- [DATA TO PROCESS]:

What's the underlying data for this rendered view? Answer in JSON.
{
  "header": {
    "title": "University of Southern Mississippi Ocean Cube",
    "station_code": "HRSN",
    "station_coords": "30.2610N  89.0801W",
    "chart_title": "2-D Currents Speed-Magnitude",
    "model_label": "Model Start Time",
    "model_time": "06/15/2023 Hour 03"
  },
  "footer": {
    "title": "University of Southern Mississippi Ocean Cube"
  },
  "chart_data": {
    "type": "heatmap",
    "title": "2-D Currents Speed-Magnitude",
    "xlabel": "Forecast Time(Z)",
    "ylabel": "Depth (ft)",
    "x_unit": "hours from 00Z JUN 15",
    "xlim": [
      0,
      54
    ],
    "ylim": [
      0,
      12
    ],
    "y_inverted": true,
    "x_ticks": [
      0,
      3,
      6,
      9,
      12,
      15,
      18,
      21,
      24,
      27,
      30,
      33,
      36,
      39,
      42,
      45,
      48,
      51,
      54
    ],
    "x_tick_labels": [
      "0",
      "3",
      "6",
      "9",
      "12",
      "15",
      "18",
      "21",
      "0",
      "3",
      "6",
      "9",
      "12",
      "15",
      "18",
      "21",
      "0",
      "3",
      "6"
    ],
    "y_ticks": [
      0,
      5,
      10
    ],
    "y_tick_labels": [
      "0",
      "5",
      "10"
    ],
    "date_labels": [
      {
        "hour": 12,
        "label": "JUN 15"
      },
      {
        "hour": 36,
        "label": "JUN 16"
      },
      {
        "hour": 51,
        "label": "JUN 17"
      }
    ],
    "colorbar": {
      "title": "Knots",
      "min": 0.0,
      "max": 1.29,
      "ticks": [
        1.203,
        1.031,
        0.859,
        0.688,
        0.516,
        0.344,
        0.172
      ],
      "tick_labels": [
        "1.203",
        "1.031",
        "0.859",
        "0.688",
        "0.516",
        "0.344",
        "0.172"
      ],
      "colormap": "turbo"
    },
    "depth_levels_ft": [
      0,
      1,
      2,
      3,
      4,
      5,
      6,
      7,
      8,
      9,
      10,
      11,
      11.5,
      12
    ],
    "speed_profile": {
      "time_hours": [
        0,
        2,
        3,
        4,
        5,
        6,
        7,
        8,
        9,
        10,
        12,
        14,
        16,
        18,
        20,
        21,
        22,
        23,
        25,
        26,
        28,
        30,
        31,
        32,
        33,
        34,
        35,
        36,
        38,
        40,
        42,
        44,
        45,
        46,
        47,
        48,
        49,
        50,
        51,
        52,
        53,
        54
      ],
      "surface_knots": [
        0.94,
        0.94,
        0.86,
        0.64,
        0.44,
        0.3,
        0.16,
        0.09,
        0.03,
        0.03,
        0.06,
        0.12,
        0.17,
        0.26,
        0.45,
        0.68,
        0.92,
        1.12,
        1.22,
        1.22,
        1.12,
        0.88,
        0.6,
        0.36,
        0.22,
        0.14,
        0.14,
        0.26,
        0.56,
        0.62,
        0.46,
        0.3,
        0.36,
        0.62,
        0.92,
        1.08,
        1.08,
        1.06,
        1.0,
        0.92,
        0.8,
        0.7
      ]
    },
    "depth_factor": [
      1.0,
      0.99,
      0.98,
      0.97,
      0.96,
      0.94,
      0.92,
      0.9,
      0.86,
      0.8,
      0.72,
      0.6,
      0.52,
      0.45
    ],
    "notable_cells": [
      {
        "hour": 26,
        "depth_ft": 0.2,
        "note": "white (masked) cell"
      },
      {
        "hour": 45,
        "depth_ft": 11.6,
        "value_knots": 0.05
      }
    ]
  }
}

- [SET EXERCISE]:
Reproduce each line from the records that contains the word "Cube".

- [WRITTEN REPLY]:
    "title": "University of Southern Mississippi Ocean Cube",
    "title": "University of Southern Mississippi Ocean Cube"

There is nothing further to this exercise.